# EXERCISE GOAL:
All of the material should be reproduced exactly, with pictures left out.
________
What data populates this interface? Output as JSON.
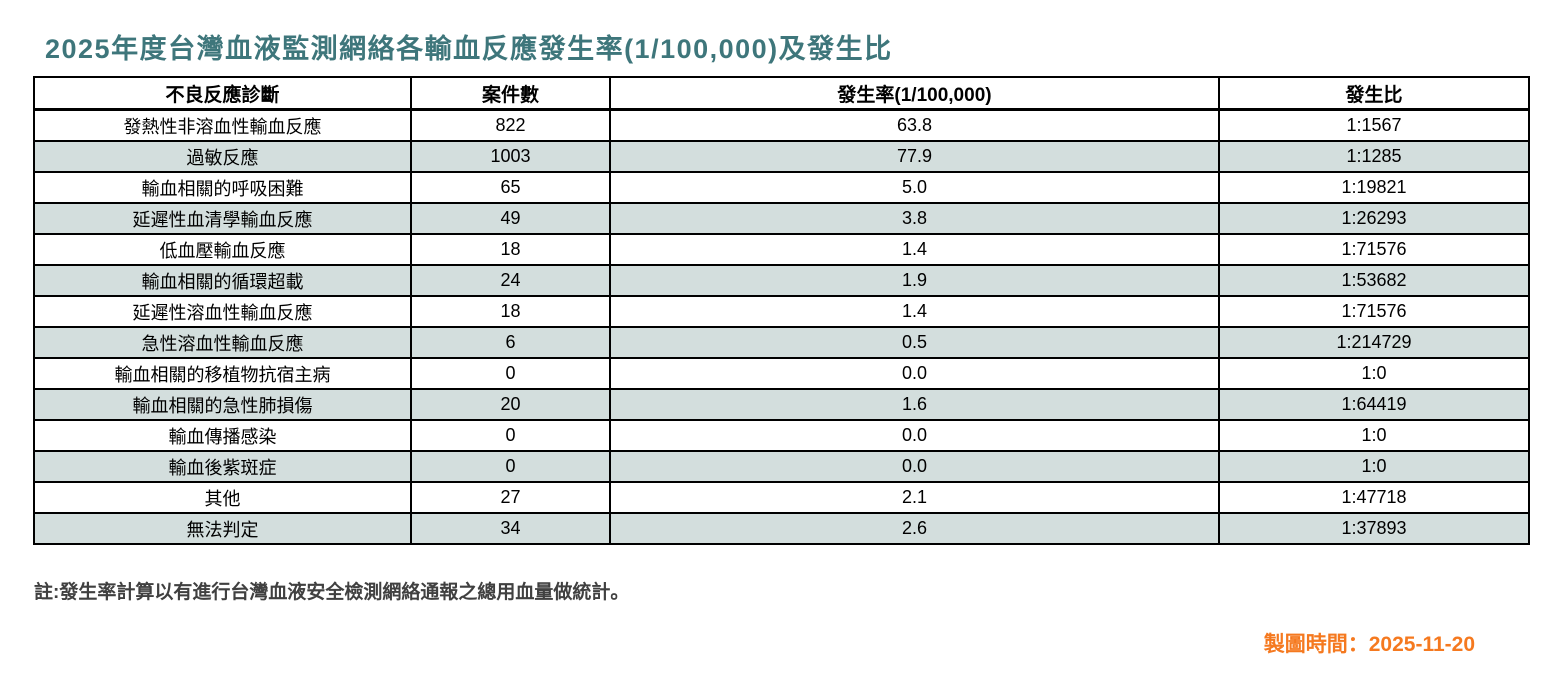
{
  "page": {
    "title": "2025年度台灣血液監測網絡各輸血反應發生率(1/100,000)及發生比",
    "note": "註:發生率計算以有進行台灣血液安全檢測網絡通報之總用血量做統計。",
    "footer": {
      "timestamp": "製圖時間：2025-11-20"
    }
  },
  "colors": {
    "title_teal": "#3E767B",
    "row_alt": "#D3DEDD",
    "note_gray": "#404040",
    "timestamp_orange": "#F5791F",
    "border": "#000000"
  },
  "table": {
    "headers": [
      "不良反應診斷",
      "案件數",
      "發生率(1/100,000)",
      "發生比"
    ],
    "rows": [
      {
        "diagnosis": "發熱性非溶血性輸血反應",
        "cases": "822",
        "rate": "63.8",
        "ratio": "1:1567"
      },
      {
        "diagnosis": "過敏反應",
        "cases": "1003",
        "rate": "77.9",
        "ratio": "1:1285"
      },
      {
        "diagnosis": "輸血相關的呼吸困難",
        "cases": "65",
        "rate": "5.0",
        "ratio": "1:19821"
      },
      {
        "diagnosis": "延遲性血清學輸血反應",
        "cases": "49",
        "rate": "3.8",
        "ratio": "1:26293"
      },
      {
        "diagnosis": "低血壓輸血反應",
        "cases": "18",
        "rate": "1.4",
        "ratio": "1:71576"
      },
      {
        "diagnosis": "輸血相關的循環超載",
        "cases": "24",
        "rate": "1.9",
        "ratio": "1:53682"
      },
      {
        "diagnosis": "延遲性溶血性輸血反應",
        "cases": "18",
        "rate": "1.4",
        "ratio": "1:71576"
      },
      {
        "diagnosis": "急性溶血性輸血反應",
        "cases": "6",
        "rate": "0.5",
        "ratio": "1:214729"
      },
      {
        "diagnosis": "輸血相關的移植物抗宿主病",
        "cases": "0",
        "rate": "0.0",
        "ratio": "1:0"
      },
      {
        "diagnosis": "輸血相關的急性肺損傷",
        "cases": "20",
        "rate": "1.6",
        "ratio": "1:64419"
      },
      {
        "diagnosis": "輸血傳播感染",
        "cases": "0",
        "rate": "0.0",
        "ratio": "1:0"
      },
      {
        "diagnosis": "輸血後紫斑症",
        "cases": "0",
        "rate": "0.0",
        "ratio": "1:0"
      },
      {
        "diagnosis": "其他",
        "cases": "27",
        "rate": "2.1",
        "ratio": "1:47718"
      },
      {
        "diagnosis": "無法判定",
        "cases": "34",
        "rate": "2.6",
        "ratio": "1:37893"
      }
    ]
  },
  "chart_data": {
    "type": "table",
    "title": "2025年度台灣血液監測網絡各輸血反應發生率(1/100,000)及發生比",
    "columns": [
      "不良反應診斷",
      "案件數",
      "發生率(1/100,000)",
      "發生比"
    ],
    "rows": [
      [
        "發熱性非溶血性輸血反應",
        822,
        63.8,
        "1:1567"
      ],
      [
        "過敏反應",
        1003,
        77.9,
        "1:1285"
      ],
      [
        "輸血相關的呼吸困難",
        65,
        5.0,
        "1:19821"
      ],
      [
        "延遲性血清學輸血反應",
        49,
        3.8,
        "1:26293"
      ],
      [
        "低血壓輸血反應",
        18,
        1.4,
        "1:71576"
      ],
      [
        "輸血相關的循環超載",
        24,
        1.9,
        "1:53682"
      ],
      [
        "延遲性溶血性輸血反應",
        18,
        1.4,
        "1:71576"
      ],
      [
        "急性溶血性輸血反應",
        6,
        0.5,
        "1:214729"
      ],
      [
        "輸血相關的移植物抗宿主病",
        0,
        0.0,
        "1:0"
      ],
      [
        "輸血相關的急性肺損傷",
        20,
        1.6,
        "1:64419"
      ],
      [
        "輸血傳播感染",
        0,
        0.0,
        "1:0"
      ],
      [
        "輸血後紫斑症",
        0,
        0.0,
        "1:0"
      ],
      [
        "其他",
        27,
        2.1,
        "1:47718"
      ],
      [
        "無法判定",
        34,
        2.6,
        "1:37893"
      ]
    ],
    "footnote": "註:發生率計算以有進行台灣血液安全檢測網絡通報之總用血量做統計。",
    "generated_label": "製圖時間：2025-11-20"
  }
}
________
# ANSWER BELOW:
What data populates this interface? Output as JSON.
{
  "page": {
    "title": "2025年度台灣血液監測網絡各輸血反應發生率(1/100,000)及發生比",
    "note": "註:發生率計算以有進行台灣血液安全檢測網絡通報之總用血量做統計。",
    "footer": {
      "timestamp": "製圖時間：2025-11-20"
    }
  },
  "colors": {
    "title_teal": "#3E767B",
    "row_alt": "#D3DEDD",
    "note_gray": "#404040",
    "timestamp_orange": "#F5791F",
    "border": "#000000"
  },
  "table": {
    "headers": [
      "不良反應診斷",
      "案件數",
      "發生率(1/100,000)",
      "發生比"
    ],
    "rows": [
      {
        "diagnosis": "發熱性非溶血性輸血反應",
        "cases": "822",
        "rate": "63.8",
        "ratio": "1:1567"
      },
      {
        "diagnosis": "過敏反應",
        "cases": "1003",
        "rate": "77.9",
        "ratio": "1:1285"
      },
      {
        "diagnosis": "輸血相關的呼吸困難",
        "cases": "65",
        "rate": "5.0",
        "ratio": "1:19821"
      },
      {
        "diagnosis": "延遲性血清學輸血反應",
        "cases": "49",
        "rate": "3.8",
        "ratio": "1:26293"
      },
      {
        "diagnosis": "低血壓輸血反應",
        "cases": "18",
        "rate": "1.4",
        "ratio": "1:71576"
      },
      {
        "diagnosis": "輸血相關的循環超載",
        "cases": "24",
        "rate": "1.9",
        "ratio": "1:53682"
      },
      {
        "diagnosis": "延遲性溶血性輸血反應",
        "cases": "18",
        "rate": "1.4",
        "ratio": "1:71576"
      },
      {
        "diagnosis": "急性溶血性輸血反應",
        "cases": "6",
        "rate": "0.5",
        "ratio": "1:214729"
      },
      {
        "diagnosis": "輸血相關的移植物抗宿主病",
        "cases": "0",
        "rate": "0.0",
        "ratio": "1:0"
      },
      {
        "diagnosis": "輸血相關的急性肺損傷",
        "cases": "20",
        "rate": "1.6",
        "ratio": "1:64419"
      },
      {
        "diagnosis": "輸血傳播感染",
        "cases": "0",
        "rate": "0.0",
        "ratio": "1:0"
      },
      {
        "diagnosis": "輸血後紫斑症",
        "cases": "0",
        "rate": "0.0",
        "ratio": "1:0"
      },
      {
        "diagnosis": "其他",
        "cases": "27",
        "rate": "2.1",
        "ratio": "1:47718"
      },
      {
        "diagnosis": "無法判定",
        "cases": "34",
        "rate": "2.6",
        "ratio": "1:37893"
      }
    ]
  },
  "chart_data": {
    "type": "table",
    "title": "2025年度台灣血液監測網絡各輸血反應發生率(1/100,000)及發生比",
    "columns": [
      "不良反應診斷",
      "案件數",
      "發生率(1/100,000)",
      "發生比"
    ],
    "rows": [
      [
        "發熱性非溶血性輸血反應",
        822,
        63.8,
        "1:1567"
      ],
      [
        "過敏反應",
        1003,
        77.9,
        "1:1285"
      ],
      [
        "輸血相關的呼吸困難",
        65,
        5.0,
        "1:19821"
      ],
      [
        "延遲性血清學輸血反應",
        49,
        3.8,
        "1:26293"
      ],
      [
        "低血壓輸血反應",
        18,
        1.4,
        "1:71576"
      ],
      [
        "輸血相關的循環超載",
        24,
        1.9,
        "1:53682"
      ],
      [
        "延遲性溶血性輸血反應",
        18,
        1.4,
        "1:71576"
      ],
      [
        "急性溶血性輸血反應",
        6,
        0.5,
        "1:214729"
      ],
      [
        "輸血相關的移植物抗宿主病",
        0,
        0.0,
        "1:0"
      ],
      [
        "輸血相關的急性肺損傷",
        20,
        1.6,
        "1:64419"
      ],
      [
        "輸血傳播感染",
        0,
        0.0,
        "1:0"
      ],
      [
        "輸血後紫斑症",
        0,
        0.0,
        "1:0"
      ],
      [
        "其他",
        27,
        2.1,
        "1:47718"
      ],
      [
        "無法判定",
        34,
        2.6,
        "1:37893"
      ]
    ],
    "footnote": "註:發生率計算以有進行台灣血液安全檢測網絡通報之總用血量做統計。",
    "generated_label": "製圖時間：2025-11-20"
  }
}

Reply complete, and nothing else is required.